• _Task_: How many lines in the rows below contain the string "将水电汽风等公用工程"? Case matters. Reply with the number alone.

• _Input data_:
* * * * * * * * *

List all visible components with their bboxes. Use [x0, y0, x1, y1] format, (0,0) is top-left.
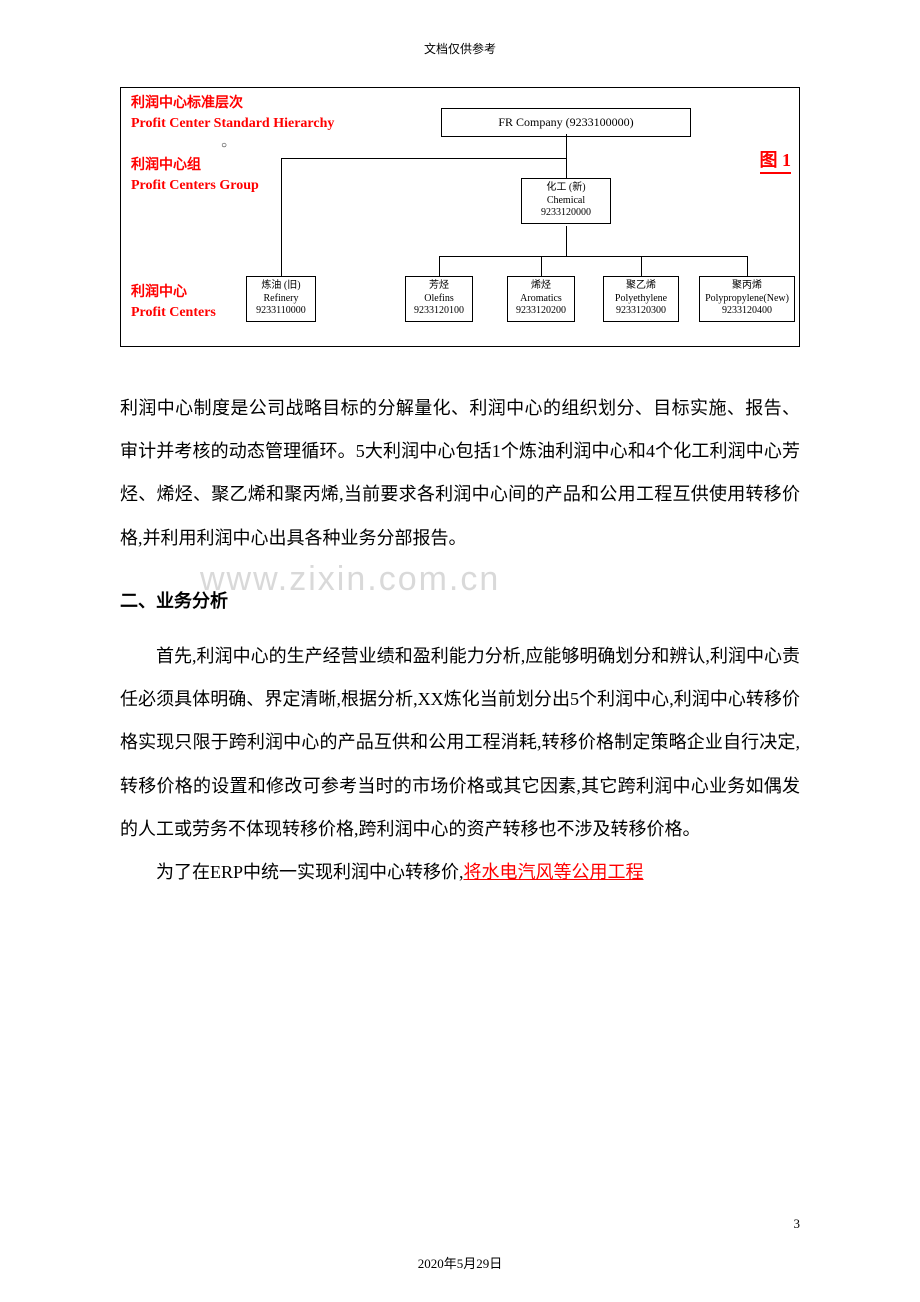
node-chemical-l3: 9233120000 — [524, 207, 608, 220]
leaf-l1: 聚乙烯 — [606, 280, 676, 293]
label-std-hierarchy: 利润中心标准层次 Profit Center Standard Hierarch… — [131, 94, 334, 133]
tree-line — [439, 256, 440, 276]
leaf-l1: 聚丙烯 — [702, 280, 792, 293]
tree-line — [566, 158, 567, 178]
node-polyethylene: 聚乙烯 Polyethylene 9233120300 — [603, 276, 679, 322]
tree-line — [747, 256, 748, 276]
paragraph-3: 为了在ERP中统一实现利润中心转移价,将水电汽风等公用工程 — [120, 851, 800, 894]
tree-line — [566, 226, 567, 256]
tree-line — [281, 158, 282, 276]
leaf-l3: 9233120300 — [606, 305, 676, 318]
paragraph-1: 利润中心制度是公司战略目标的分解量化、利润中心的组织划分、目标实施、报告、审计并… — [120, 387, 800, 560]
leaf-l3: 9233120200 — [510, 305, 572, 318]
tree-marker: ○ — [221, 140, 227, 151]
tree-line — [541, 256, 542, 276]
figure-label: 图 1 — [760, 146, 792, 174]
node-refinery: 炼油 (旧) Refinery 9233110000 — [246, 276, 316, 322]
tree-line — [439, 256, 747, 257]
leaf-l1: 芳烃 — [408, 280, 470, 293]
label-centers: 利润中心 Profit Centers — [131, 283, 216, 322]
label-group-en: Profit Centers Group — [131, 176, 259, 196]
leaf-l3: 9233120400 — [702, 305, 792, 318]
leaf-l2: Polyethylene — [606, 293, 676, 306]
label-std-hierarchy-en: Profit Center Standard Hierarchy — [131, 114, 334, 134]
section-2-title: 二、业务分析 — [120, 580, 800, 623]
node-olefins: 芳烃 Olefins 9233120100 — [405, 276, 473, 322]
node-fr-company: FR Company (9233100000) — [441, 108, 691, 137]
header-note: 文档仅供参考 — [120, 40, 800, 57]
tree-line — [566, 134, 567, 158]
tree-line — [281, 158, 566, 159]
tree-line — [641, 256, 642, 276]
leaf-l1: 烯烃 — [510, 280, 572, 293]
node-polypropylene: 聚丙烯 Polypropylene(New) 9233120400 — [699, 276, 795, 322]
leaf-l3: 9233120100 — [408, 305, 470, 318]
label-centers-en: Profit Centers — [131, 303, 216, 323]
page-number: 3 — [794, 1216, 801, 1232]
leaf-l2: Polypropylene(New) — [702, 293, 792, 306]
label-group: 利润中心组 Profit Centers Group — [131, 156, 259, 195]
node-chemical-l2: Chemical — [524, 195, 608, 208]
leaf-l2: Aromatics — [510, 293, 572, 306]
label-centers-cn: 利润中心 — [131, 285, 187, 300]
node-chemical-l1: 化工 (新) — [524, 182, 608, 195]
paragraph-3-highlight: 将水电汽风等公用工程 — [464, 862, 644, 882]
leaf-l1: 炼油 (旧) — [249, 280, 313, 293]
footer-date: 2020年5月29日 — [0, 1253, 920, 1272]
leaf-l3: 9233110000 — [249, 305, 313, 318]
paragraph-3-prefix: 为了在ERP中统一实现利润中心转移价, — [156, 862, 464, 882]
node-fr-company-title: FR Company (9233100000) — [446, 115, 686, 130]
leaf-l2: Refinery — [249, 293, 313, 306]
paragraph-2: 首先,利润中心的生产经营业绩和盈利能力分析,应能够明确划分和辨认,利润中心责任必… — [120, 635, 800, 851]
profit-center-diagram: 利润中心标准层次 Profit Center Standard Hierarch… — [120, 87, 800, 347]
label-std-hierarchy-cn: 利润中心标准层次 — [131, 96, 243, 111]
node-aromatics: 烯烃 Aromatics 9233120200 — [507, 276, 575, 322]
leaf-l2: Olefins — [408, 293, 470, 306]
label-group-cn: 利润中心组 — [131, 158, 201, 173]
node-chemical-group: 化工 (新) Chemical 9233120000 — [521, 178, 611, 224]
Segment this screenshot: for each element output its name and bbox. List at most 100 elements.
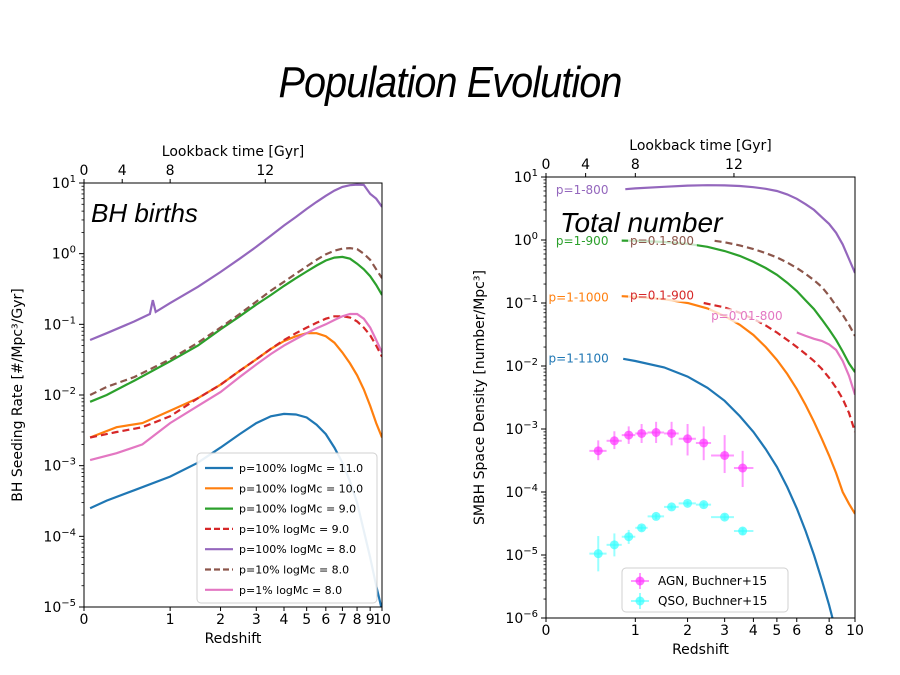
curve-label-bg-6: [546, 350, 609, 365]
plot-frame: [545, 176, 856, 619]
curve-label-6: p=1-1100: [549, 351, 609, 365]
x-tick-label-2: 2: [683, 623, 692, 639]
y-tick-label-2: 10−1: [43, 315, 76, 333]
data-point-1-1: [609, 540, 619, 550]
legend-label-0: AGN, Buchner+15: [658, 574, 767, 588]
x-tick-label-8: 10: [846, 623, 864, 639]
data-point-0-3: [637, 428, 647, 438]
x-tick-label-0: 0: [542, 623, 551, 639]
legend-label-4: p=100% logMc = 8.0: [239, 543, 356, 556]
data-point-1-4: [651, 511, 661, 521]
chart-annotation: Total number: [560, 207, 724, 238]
y-tick-label-5: 10−4: [43, 527, 76, 545]
legend-swatch-1: [635, 596, 645, 606]
y-tick-label-0: 101: [514, 168, 538, 186]
data-point-1-0: [593, 549, 603, 559]
data-point-1-6: [683, 498, 693, 508]
top-tick-label-3: 12: [256, 163, 274, 179]
y-tick-label-4: 10−3: [43, 457, 76, 475]
data-point-1-9: [738, 526, 748, 536]
legend: p=100% logMc = 11.0 p=100% logMc = 10.0 p=…: [196, 452, 378, 604]
top-tick-label-1: 4: [118, 163, 127, 179]
legend-label-6: p=1% logMc = 8.0: [239, 584, 342, 597]
series-line-6: [89, 312, 382, 462]
top-tick-label-0: 0: [80, 163, 89, 179]
y-tick-label-0: 101: [52, 174, 76, 192]
series-line-4: [89, 183, 382, 342]
top-axis-label: Lookback time [Gyr]: [629, 138, 771, 154]
x-tick-label-3: 3: [720, 623, 729, 639]
data-point-1-7: [699, 500, 709, 510]
y-axis-label: SMBH Space Density [number/Mpc³]: [472, 270, 488, 525]
curve-label-bg-2: [628, 233, 697, 248]
legend-label-1: QSO, Buchner+15: [658, 594, 767, 608]
curve-label-bg-5: [709, 308, 786, 323]
curve-label-2: p=0.1-800: [630, 234, 694, 248]
series-line-1: [89, 332, 382, 439]
legend-label-3: p=10% logMc = 9.0: [239, 523, 349, 536]
x-axis-label: Redshift: [205, 631, 262, 647]
y-tick-label-3: 10−2: [505, 357, 538, 375]
curve-label-bg-3: [546, 289, 609, 304]
x-tick-label-6: 6: [792, 623, 801, 639]
curve-label-bg-1: [553, 233, 609, 248]
legend-label-1: p=100% logMc = 10.0: [239, 482, 363, 495]
y-tick-label-7: 10−6: [505, 609, 538, 627]
y-tick-label-1: 100: [514, 231, 538, 249]
data-point-0-6: [683, 434, 693, 444]
y-tick-label-5: 10−4: [505, 483, 538, 501]
x-tick-label-5: 5: [302, 612, 311, 628]
curve-label-bg-4: [628, 287, 697, 302]
x-tick-label-9: 9: [366, 612, 375, 628]
data-point-0-8: [720, 450, 730, 460]
series-line-5: [796, 331, 855, 396]
legend-box: [621, 567, 789, 613]
data-point-0-7: [699, 438, 709, 448]
data-point-0-2: [624, 430, 634, 440]
x-tick-label-4: 4: [749, 623, 758, 639]
chart-annotation: BH births: [91, 198, 198, 228]
data-point-1-2: [624, 532, 634, 542]
plot-area: [589, 184, 855, 618]
y-tick-label-6: 10−5: [505, 546, 538, 564]
legend-label-2: p=100% logMc = 9.0: [239, 503, 356, 516]
x-tick-label-0: 0: [80, 612, 89, 628]
x-tick-label-7: 8: [825, 623, 834, 639]
x-tick-label-6: 6: [321, 612, 330, 628]
curve-label-bg-0: [553, 182, 609, 197]
legend-label-5: p=10% logMc = 8.0: [239, 564, 349, 577]
top-tick-label-1: 4: [581, 157, 590, 173]
series-line-3: [89, 315, 382, 439]
series-line-2: [714, 239, 855, 337]
y-axis-label: BH Seeding Rate [#/Mpc³/Gyr]: [10, 288, 26, 502]
curve-label-1: p=1-900: [556, 234, 609, 248]
x-tick-label-1: 1: [631, 623, 640, 639]
legend-swatch-0: [635, 576, 645, 586]
series-line-1: [621, 239, 855, 373]
data-point-0-4: [651, 427, 661, 437]
top-tick-label-3: 12: [725, 157, 743, 173]
x-tick-label-1: 1: [166, 612, 175, 628]
series-line-3: [621, 295, 855, 515]
x-tick-label-7: 7: [338, 612, 347, 628]
x-tick-label-8: 8: [353, 612, 362, 628]
slide-title: Population Evolution: [278, 58, 622, 107]
x-tick-label-5: 5: [772, 623, 781, 639]
data-point-1-3: [637, 523, 647, 533]
x-axis-label: Redshift: [672, 642, 729, 658]
curve-label-3: p=1-1000: [549, 290, 609, 304]
series-line-6: [623, 357, 834, 618]
top-tick-label-2: 8: [166, 163, 175, 179]
series-line-5: [89, 246, 382, 396]
y-tick-label-3: 10−2: [43, 386, 76, 404]
top-axis-label: Lookback time [Gyr]: [162, 144, 304, 160]
top-tick-label-2: 8: [631, 157, 640, 173]
x-tick-label-4: 4: [280, 612, 289, 628]
y-tick-label-6: 10−5: [43, 598, 76, 616]
data-point-1-8: [720, 512, 730, 522]
curve-label-5: p=0.01-800: [711, 309, 783, 323]
plot-area: [89, 183, 382, 607]
x-tick-label-2: 2: [216, 612, 225, 628]
x-tick-label-3: 3: [252, 612, 261, 628]
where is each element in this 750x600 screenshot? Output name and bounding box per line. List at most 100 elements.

* * * * * * * * *

• _Right answer_: 2